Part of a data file
----------

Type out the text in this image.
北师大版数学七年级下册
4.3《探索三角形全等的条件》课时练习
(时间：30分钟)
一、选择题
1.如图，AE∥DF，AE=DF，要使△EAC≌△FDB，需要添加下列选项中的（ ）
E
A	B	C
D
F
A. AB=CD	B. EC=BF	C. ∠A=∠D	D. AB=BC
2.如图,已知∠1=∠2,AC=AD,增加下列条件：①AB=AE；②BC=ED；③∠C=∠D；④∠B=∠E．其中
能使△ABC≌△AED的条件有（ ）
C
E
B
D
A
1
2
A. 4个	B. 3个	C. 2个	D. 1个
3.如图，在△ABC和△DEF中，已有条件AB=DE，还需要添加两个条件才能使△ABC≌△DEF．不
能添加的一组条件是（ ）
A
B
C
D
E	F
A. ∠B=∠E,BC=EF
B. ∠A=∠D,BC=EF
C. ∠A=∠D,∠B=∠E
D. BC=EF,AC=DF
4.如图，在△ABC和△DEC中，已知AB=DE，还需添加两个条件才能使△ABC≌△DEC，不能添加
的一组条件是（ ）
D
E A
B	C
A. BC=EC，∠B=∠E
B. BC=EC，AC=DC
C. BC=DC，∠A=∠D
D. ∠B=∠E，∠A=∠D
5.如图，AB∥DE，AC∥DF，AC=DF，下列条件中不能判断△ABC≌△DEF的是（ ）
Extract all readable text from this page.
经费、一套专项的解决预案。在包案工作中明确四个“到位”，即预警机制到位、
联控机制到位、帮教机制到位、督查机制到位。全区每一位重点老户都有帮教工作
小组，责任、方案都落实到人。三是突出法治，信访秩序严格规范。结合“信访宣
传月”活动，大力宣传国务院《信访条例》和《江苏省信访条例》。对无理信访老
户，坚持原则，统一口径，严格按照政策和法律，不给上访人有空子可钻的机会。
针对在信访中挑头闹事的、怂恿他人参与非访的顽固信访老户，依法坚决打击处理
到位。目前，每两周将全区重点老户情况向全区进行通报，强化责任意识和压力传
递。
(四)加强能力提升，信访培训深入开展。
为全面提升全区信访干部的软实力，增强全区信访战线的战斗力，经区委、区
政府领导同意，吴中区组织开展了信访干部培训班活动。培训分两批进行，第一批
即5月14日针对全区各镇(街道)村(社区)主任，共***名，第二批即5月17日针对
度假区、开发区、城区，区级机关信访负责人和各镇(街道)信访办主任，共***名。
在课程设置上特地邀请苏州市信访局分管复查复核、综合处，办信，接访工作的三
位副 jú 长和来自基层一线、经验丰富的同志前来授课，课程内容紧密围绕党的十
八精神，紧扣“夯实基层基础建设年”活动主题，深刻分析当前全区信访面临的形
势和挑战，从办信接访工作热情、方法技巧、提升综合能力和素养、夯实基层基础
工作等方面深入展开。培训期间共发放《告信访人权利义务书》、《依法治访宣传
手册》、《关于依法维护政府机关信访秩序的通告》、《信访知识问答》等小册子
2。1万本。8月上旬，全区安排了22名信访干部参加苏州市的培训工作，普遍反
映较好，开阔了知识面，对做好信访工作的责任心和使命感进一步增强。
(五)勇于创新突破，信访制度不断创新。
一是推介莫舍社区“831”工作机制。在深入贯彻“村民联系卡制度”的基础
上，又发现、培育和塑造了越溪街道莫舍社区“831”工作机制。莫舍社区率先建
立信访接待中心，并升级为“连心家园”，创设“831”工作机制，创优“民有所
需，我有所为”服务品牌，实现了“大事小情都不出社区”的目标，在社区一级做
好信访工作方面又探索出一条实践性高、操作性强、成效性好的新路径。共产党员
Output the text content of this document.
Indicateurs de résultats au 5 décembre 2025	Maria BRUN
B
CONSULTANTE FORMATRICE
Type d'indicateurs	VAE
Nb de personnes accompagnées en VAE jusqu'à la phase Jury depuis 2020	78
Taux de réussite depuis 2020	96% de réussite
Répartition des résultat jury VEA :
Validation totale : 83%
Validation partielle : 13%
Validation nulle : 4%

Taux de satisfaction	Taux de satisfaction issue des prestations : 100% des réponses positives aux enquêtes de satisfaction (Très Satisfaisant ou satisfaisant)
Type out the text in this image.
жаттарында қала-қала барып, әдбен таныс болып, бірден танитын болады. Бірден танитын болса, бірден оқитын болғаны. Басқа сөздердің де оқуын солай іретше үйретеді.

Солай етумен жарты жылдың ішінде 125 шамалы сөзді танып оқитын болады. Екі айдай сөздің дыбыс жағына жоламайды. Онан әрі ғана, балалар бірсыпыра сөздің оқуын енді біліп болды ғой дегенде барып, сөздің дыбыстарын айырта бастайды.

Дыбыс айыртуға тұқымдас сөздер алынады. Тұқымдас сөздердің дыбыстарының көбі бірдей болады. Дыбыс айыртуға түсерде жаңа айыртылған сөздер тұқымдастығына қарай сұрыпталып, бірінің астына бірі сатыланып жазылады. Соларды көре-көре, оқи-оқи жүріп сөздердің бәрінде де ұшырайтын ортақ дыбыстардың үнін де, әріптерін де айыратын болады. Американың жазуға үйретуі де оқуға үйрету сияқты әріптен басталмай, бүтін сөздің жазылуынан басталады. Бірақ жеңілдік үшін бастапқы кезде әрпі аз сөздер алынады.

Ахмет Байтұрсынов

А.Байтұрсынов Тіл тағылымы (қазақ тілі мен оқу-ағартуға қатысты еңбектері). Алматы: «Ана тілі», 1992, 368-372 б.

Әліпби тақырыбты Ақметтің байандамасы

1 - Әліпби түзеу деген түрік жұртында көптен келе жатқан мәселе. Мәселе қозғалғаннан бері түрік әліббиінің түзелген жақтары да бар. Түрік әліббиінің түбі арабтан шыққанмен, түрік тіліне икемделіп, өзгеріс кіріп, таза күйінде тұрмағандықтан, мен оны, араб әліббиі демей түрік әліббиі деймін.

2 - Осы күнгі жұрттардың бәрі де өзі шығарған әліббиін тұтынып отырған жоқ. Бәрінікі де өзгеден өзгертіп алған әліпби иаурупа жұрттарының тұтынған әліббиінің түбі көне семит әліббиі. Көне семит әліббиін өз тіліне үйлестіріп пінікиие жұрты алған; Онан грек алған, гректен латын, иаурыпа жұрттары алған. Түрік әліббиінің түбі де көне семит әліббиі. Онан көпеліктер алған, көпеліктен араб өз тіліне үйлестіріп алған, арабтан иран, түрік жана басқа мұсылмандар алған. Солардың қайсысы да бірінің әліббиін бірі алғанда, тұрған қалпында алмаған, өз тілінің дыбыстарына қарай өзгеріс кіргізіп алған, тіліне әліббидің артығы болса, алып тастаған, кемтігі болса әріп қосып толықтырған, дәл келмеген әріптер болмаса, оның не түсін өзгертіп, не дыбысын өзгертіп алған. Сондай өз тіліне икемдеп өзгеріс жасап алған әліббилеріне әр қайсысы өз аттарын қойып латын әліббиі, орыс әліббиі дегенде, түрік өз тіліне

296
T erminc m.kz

----------

• _What is needed_
In this exercise, repeat all entries exactly.

• _Right answer_
Type out the text in this image.
北师大版数学七年级下册
4.3《探索三角形全等的条件》课时练习
(时间：30分钟)
一、选择题
1.如图，AE∥DF，AE=DF，要使△EAC≌△FDB，需要添加下列选项中的（ ）
E
A	B	C
D
F
A. AB=CD	B. EC=BF	C. ∠A=∠D	D. AB=BC
2.如图,已知∠1=∠2,AC=AD,增加下列条件：①AB=AE；②BC=ED；③∠C=∠D；④∠B=∠E．其中
能使△ABC≌△AED的条件有（ ）
C
E
B
D
A
1
2
A. 4个	B. 3个	C. 2个	D. 1个
3.如图，在△ABC和△DEF中，已有条件AB=DE，还需要添加两个条件才能使△ABC≌△DEF．不
能添加的一组条件是（ ）
A
B
C
D
E	F
A. ∠B=∠E,BC=EF
B. ∠A=∠D,BC=EF
C. ∠A=∠D,∠B=∠E
D. BC=EF,AC=DF
4.如图，在△ABC和△DEC中，已知AB=DE，还需添加两个条件才能使△ABC≌△DEC，不能添加
的一组条件是（ ）
D
E A
B	C
A. BC=EC，∠B=∠E
B. BC=EC，AC=DC
C. BC=DC，∠A=∠D
D. ∠B=∠E，∠A=∠D
5.如图，AB∥DE，AC∥DF，AC=DF，下列条件中不能判断△ABC≌△DEF的是（ ）
Extract all readable text from this page.
经费、一套专项的解决预案。在包案工作中明确四个“到位”，即预警机制到位、
联控机制到位、帮教机制到位、督查机制到位。全区每一位重点老户都有帮教工作
小组，责任、方案都落实到人。三是突出法治，信访秩序严格规范。结合“信访宣
传月”活动，大力宣传国务院《信访条例》和《江苏省信访条例》。对无理信访老
户，坚持原则，统一口径，严格按照政策和法律，不给上访人有空子可钻的机会。
针对在信访中挑头闹事的、怂恿他人参与非访的顽固信访老户，依法坚决打击处理
到位。目前，每两周将全区重点老户情况向全区进行通报，强化责任意识和压力传
递。
(四)加强能力提升，信访培训深入开展。
为全面提升全区信访干部的软实力，增强全区信访战线的战斗力，经区委、区
政府领导同意，吴中区组织开展了信访干部培训班活动。培训分两批进行，第一批
即5月14日针对全区各镇(街道)村(社区)主任，共***名，第二批即5月17日针对
度假区、开发区、城区，区级机关信访负责人和各镇(街道)信访办主任，共***名。
在课程设置上特地邀请苏州市信访局分管复查复核、综合处，办信，接访工作的三
位副 jú 长和来自基层一线、经验丰富的同志前来授课，课程内容紧密围绕党的十
八精神，紧扣“夯实基层基础建设年”活动主题，深刻分析当前全区信访面临的形
势和挑战，从办信接访工作热情、方法技巧、提升综合能力和素养、夯实基层基础
工作等方面深入展开。培训期间共发放《告信访人权利义务书》、《依法治访宣传
手册》、《关于依法维护政府机关信访秩序的通告》、《信访知识问答》等小册子
2。1万本。8月上旬，全区安排了22名信访干部参加苏州市的培训工作，普遍反
映较好，开阔了知识面，对做好信访工作的责任心和使命感进一步增强。
(五)勇于创新突破，信访制度不断创新。
一是推介莫舍社区“831”工作机制。在深入贯彻“村民联系卡制度”的基础
上，又发现、培育和塑造了越溪街道莫舍社区“831”工作机制。莫舍社区率先建
立信访接待中心，并升级为“连心家园”，创设“831”工作机制，创优“民有所
需，我有所为”服务品牌，实现了“大事小情都不出社区”的目标，在社区一级做
好信访工作方面又探索出一条实践性高、操作性强、成效性好的新路径。共产党员
Output the text content of this document.
Indicateurs de résultats au 5 décembre 2025	Maria BRUN
B
CONSULTANTE FORMATRICE
Type d'indicateurs	VAE
Nb de personnes accompagnées en VAE jusqu'à la phase Jury depuis 2020	78
Taux de réussite depuis 2020	96% de réussite
Répartition des résultat jury VEA :
Validation totale : 83%
Validation partielle : 13%
Validation nulle : 4%

Taux de satisfaction	Taux de satisfaction issue des prestations : 100% des réponses positives aux enquêtes de satisfaction (Très Satisfaisant ou satisfaisant)
Type out the text in this image.
жаттарында қала-қала барып, әдбен таныс болып, бірден танитын болады. Бірден танитын болса, бірден оқитын болғаны. Басқа сөздердің де оқуын солай іретше үйретеді.

Солай етумен жарты жылдың ішінде 125 шамалы сөзді танып оқитын болады. Екі айдай сөздің дыбыс жағына жоламайды. Онан әрі ғана, балалар бірсыпыра сөздің оқуын енді біліп болды ғой дегенде барып, сөздің дыбыстарын айырта бастайды.

Дыбыс айыртуға тұқымдас сөздер алынады. Тұқымдас сөздердің дыбыстарының көбі бірдей болады. Дыбыс айыртуға түсерде жаңа айыртылған сөздер тұқымдастығына қарай сұрыпталып, бірінің астына бірі сатыланып жазылады. Соларды көре-көре, оқи-оқи жүріп сөздердің бәрінде де ұшырайтын ортақ дыбыстардың үнін де, әріптерін де айыратын болады. Американың жазуға үйретуі де оқуға үйрету сияқты әріптен басталмай, бүтін сөздің жазылуынан басталады. Бірақ жеңілдік үшін бастапқы кезде әрпі аз сөздер алынады.

Ахмет Байтұрсынов

А.Байтұрсынов Тіл тағылымы (қазақ тілі мен оқу-ағартуға қатысты еңбектері). Алматы: «Ана тілі», 1992, 368-372 б.

Әліпби тақырыбты Ақметтің байандамасы

1 - Әліпби түзеу деген түрік жұртында көптен келе жатқан мәселе. Мәселе қозғалғаннан бері түрік әліббиінің түзелген жақтары да бар. Түрік әліббиінің түбі арабтан шыққанмен, түрік тіліне икемделіп, өзгеріс кіріп, таза күйінде тұрмағандықтан, мен оны, араб әліббиі демей түрік әліббиі деймін.

2 - Осы күнгі жұрттардың бәрі де өзі шығарған әліббиін тұтынып отырған жоқ. Бәрінікі де өзгеден өзгертіп алған әліпби иаурупа жұрттарының тұтынған әліббиінің түбі көне семит әліббиі. Көне семит әліббиін өз тіліне үйлестіріп пінікиие жұрты алған; Онан грек алған, гректен латын, иаурыпа жұрттары алған. Түрік әліббиінің түбі де көне семит әліббиі. Онан көпеліктер алған, көпеліктен араб өз тіліне үйлестіріп алған, арабтан иран, түрік жана басқа мұсылмандар алған. Солардың қайсысы да бірінің әліббиін бірі алғанда, тұрған қалпында алмаған, өз тілінің дыбыстарына қарай өзгеріс кіргізіп алған, тіліне әліббидің артығы болса, алып тастаған, кемтігі болса әріп қосып толықтырған, дәл келмеген әріптер болмаса, оның не түсін өзгертіп, не дыбысын өзгертіп алған. Сондай өз тіліне икемдеп өзгеріс жасап алған әліббилеріне әр қайсысы өз аттарын қойып латын әліббиі, орыс әліббиі дегенде, түрік өз тіліне

296
T erminc m.kz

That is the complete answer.